■ Passage
----

Ukraine’s defensive effort has not obeyed the traditional rules of attritional warfare, in which a country’s military-industrial might is measured by its ability to produce things like artillery shells and tanks. Instead, Ukraine overcame its attritional disadvantages by leveraging the strategic and tactical potential of cheap, attritable weapons — as well by empowering the creativity of its soldiers and civilians to develop and field an eclectic ecosystem of novel, unmanned platforms.

To those of us who closely follow the drone war over Ukraine, as well as other conflicts where small drones are playing significant roles, it’s abundantly clear that drones are much more than souped-up Javelins or mortars. They truly are a revolution in warfare.

Yet, let’s be clear — fighter jets and stealth bombers and tanks still matter. The arrival of small drones has not fundamentally changed the basic tenets and mission sets of modern warfare. Even so, drones dramatically expand our combat options, as well as those of our enemies. There’s no doubt that China, North Korea, and Iran are using the war in Ukraine as a battle lab for their own drone warfare doctrines and technologies. Thus, the kind of war that we are seeing today in Ukraine is a preview of what we will experience against a modern adversary who brings drones and other novel technologies to the fight.

----

■ Supplied entries
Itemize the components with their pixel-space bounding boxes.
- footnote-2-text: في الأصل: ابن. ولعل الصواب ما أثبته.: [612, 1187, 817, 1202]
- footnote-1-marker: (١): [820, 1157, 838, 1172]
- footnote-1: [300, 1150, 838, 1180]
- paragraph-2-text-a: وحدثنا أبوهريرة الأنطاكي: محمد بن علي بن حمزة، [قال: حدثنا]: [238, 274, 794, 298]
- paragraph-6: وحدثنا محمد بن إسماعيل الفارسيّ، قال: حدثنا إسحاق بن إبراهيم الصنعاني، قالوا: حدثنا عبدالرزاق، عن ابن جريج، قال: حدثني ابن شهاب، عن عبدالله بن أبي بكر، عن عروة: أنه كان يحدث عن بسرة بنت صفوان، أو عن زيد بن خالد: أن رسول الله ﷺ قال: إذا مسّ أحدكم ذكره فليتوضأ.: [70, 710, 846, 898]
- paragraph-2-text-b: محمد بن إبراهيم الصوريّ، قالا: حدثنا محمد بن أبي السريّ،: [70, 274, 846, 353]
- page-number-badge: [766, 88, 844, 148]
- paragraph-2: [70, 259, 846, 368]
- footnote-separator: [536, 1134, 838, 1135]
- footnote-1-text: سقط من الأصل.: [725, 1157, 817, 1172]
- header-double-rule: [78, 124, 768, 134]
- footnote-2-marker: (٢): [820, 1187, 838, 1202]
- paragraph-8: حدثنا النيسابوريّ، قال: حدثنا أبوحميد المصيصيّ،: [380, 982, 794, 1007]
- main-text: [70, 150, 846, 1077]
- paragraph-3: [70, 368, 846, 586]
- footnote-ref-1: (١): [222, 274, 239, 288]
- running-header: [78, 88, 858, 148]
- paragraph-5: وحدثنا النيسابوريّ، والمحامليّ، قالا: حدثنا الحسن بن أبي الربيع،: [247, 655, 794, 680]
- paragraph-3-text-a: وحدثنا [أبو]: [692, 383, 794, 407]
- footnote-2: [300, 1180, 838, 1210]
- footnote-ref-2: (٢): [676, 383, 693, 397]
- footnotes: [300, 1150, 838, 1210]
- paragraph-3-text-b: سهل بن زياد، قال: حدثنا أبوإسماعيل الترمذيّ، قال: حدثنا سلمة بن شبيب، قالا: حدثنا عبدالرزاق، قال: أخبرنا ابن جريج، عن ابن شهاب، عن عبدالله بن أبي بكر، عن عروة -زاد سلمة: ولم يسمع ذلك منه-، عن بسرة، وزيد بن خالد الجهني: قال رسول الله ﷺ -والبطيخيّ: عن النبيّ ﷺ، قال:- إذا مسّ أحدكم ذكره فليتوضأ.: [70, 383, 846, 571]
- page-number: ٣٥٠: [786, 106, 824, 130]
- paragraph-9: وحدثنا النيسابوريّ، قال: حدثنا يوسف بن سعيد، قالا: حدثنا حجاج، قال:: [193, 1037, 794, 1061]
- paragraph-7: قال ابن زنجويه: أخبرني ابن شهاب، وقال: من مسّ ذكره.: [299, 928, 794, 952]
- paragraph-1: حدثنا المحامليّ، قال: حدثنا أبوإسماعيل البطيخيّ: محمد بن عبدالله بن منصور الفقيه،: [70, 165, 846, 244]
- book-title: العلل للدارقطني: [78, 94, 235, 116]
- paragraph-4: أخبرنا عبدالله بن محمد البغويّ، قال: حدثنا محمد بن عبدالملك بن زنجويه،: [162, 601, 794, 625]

----

■ Work order 1
In the passage on drone warfare in Ukraine, which three countries are said to be using the war in Ukraine as a battle lab for their own drone warfare doctrines and technologies?
■ Work order 2
Please retype the passage on drone warfare in Ukraine from "To those of" up to and including "to the fight.".

■ Exercise output 1
China, North Korea, and Iran.

■ Exercise output 2
To those of us who closely follow the drone war over Ukraine, as well as other conflicts where small drones are playing significant roles, it’s abundantly clear that drones are much more than souped-up Javelins or mortars. They truly are a revolution in warfare.

Yet, let’s be clear — fighter jets and stealth bombers and tanks still matter. The arrival of small drones has not fundamentally changed the basic tenets and mission sets of modern warfare. Even so, drones dramatically expand our combat options, as well as those of our enemies. There’s no doubt that China, North Korea, and Iran are using the war in Ukraine as a battle lab for their own drone warfare doctrines and technologies. Thus, the kind of war that we are seeing today in Ukraine is a preview of what we will experience against a modern adversary who brings drones and other novel technologies to the fight.